## What the exercise asks
Reproduce all lines of the listing below in which the word "title" occurs.

=== Entries ===

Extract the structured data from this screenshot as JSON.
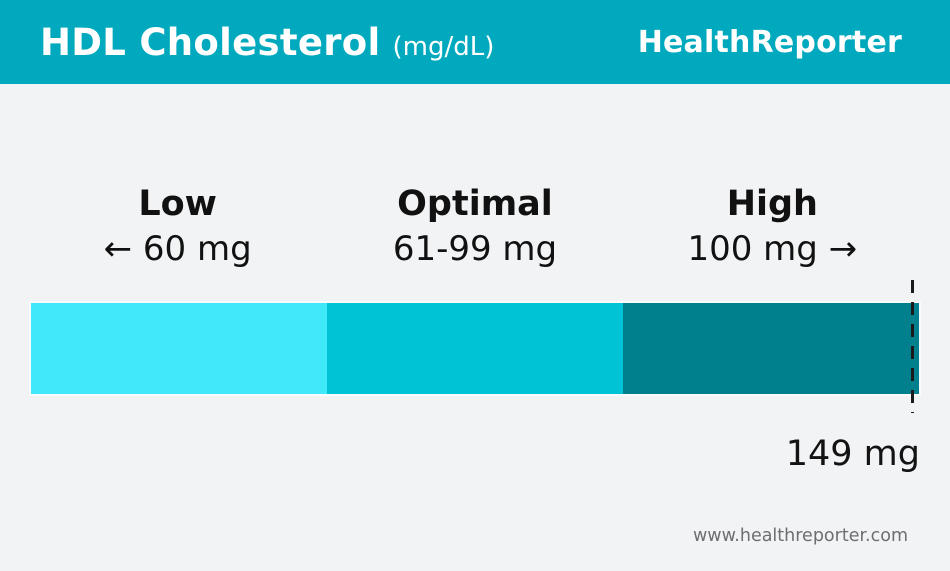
{
  "header": {
    "title": "HDL Cholesterol",
    "unit": "(mg/dL)",
    "brand": "HealthReporter"
  },
  "colors": {
    "header_bg": "#00a9bd",
    "page_bg": "#f2f3f5",
    "segment_low": "#40e9f9",
    "segment_optimal": "#00c4d6",
    "segment_high": "#00808c",
    "marker_line": "#1a1a1a",
    "label_text": "#111111",
    "footer_text": "#6c6e72"
  },
  "chart_data": {
    "type": "bar",
    "orientation": "horizontal",
    "title": "HDL Cholesterol (mg/dL)",
    "unit": "mg/dL",
    "categories": [
      "Low",
      "Optimal",
      "High"
    ],
    "segments": [
      {
        "label": "Low",
        "range_text": "← 60 mg",
        "range": [
          0,
          60
        ],
        "color": "#40e9f9"
      },
      {
        "label": "Optimal",
        "range_text": "61-99 mg",
        "range": [
          61,
          99
        ],
        "color": "#00c4d6"
      },
      {
        "label": "High",
        "range_text": "100 mg →",
        "range": [
          100,
          149
        ],
        "color": "#00808c"
      }
    ],
    "marker": {
      "value": 149,
      "label": "149 mg",
      "position": "right-end"
    },
    "legend": "none",
    "grid": false
  },
  "footer": {
    "website": "www.healthreporter.com"
  }
}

===

## Answer in full
    "title": "HDL Cholesterol",
    "title": "HDL Cholesterol (mg/dL)",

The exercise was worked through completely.